__Data listing__.
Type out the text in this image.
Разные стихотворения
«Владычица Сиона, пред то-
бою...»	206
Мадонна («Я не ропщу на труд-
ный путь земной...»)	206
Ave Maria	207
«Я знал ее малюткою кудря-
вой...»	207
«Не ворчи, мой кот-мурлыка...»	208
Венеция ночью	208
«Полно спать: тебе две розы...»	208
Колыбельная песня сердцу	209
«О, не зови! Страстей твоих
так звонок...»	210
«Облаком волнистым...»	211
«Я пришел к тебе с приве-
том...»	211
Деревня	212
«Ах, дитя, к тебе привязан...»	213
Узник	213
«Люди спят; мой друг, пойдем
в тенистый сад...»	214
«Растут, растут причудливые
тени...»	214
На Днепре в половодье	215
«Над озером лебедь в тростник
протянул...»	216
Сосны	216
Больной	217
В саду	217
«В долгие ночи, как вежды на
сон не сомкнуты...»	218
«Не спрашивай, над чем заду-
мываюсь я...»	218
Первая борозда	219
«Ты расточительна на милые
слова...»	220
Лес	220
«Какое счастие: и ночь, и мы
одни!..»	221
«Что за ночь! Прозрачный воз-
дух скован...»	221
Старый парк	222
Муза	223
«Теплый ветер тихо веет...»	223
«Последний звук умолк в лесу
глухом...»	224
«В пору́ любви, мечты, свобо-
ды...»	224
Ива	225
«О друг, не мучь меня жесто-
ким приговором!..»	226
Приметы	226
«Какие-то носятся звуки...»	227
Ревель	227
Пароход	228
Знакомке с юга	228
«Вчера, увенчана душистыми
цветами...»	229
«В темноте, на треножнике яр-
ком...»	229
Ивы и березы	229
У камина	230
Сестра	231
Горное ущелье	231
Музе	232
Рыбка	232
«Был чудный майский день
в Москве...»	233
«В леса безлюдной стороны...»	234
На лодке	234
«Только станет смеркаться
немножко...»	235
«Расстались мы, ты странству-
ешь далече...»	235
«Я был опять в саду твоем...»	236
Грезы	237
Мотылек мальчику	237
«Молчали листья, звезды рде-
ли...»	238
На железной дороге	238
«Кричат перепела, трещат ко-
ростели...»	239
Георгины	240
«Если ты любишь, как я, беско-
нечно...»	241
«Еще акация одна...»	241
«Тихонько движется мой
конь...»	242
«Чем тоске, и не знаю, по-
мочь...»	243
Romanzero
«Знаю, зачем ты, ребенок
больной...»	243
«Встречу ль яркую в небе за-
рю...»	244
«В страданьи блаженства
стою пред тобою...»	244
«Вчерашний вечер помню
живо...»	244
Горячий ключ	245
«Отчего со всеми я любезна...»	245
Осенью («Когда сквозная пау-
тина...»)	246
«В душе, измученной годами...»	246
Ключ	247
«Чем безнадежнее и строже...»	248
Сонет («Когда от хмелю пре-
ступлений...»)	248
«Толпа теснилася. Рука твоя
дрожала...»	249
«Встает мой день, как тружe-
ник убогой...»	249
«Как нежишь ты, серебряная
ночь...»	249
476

__Requirement__.
State how many lines of the records above contain the word "Когда", giving only that number.

__Task response__.
2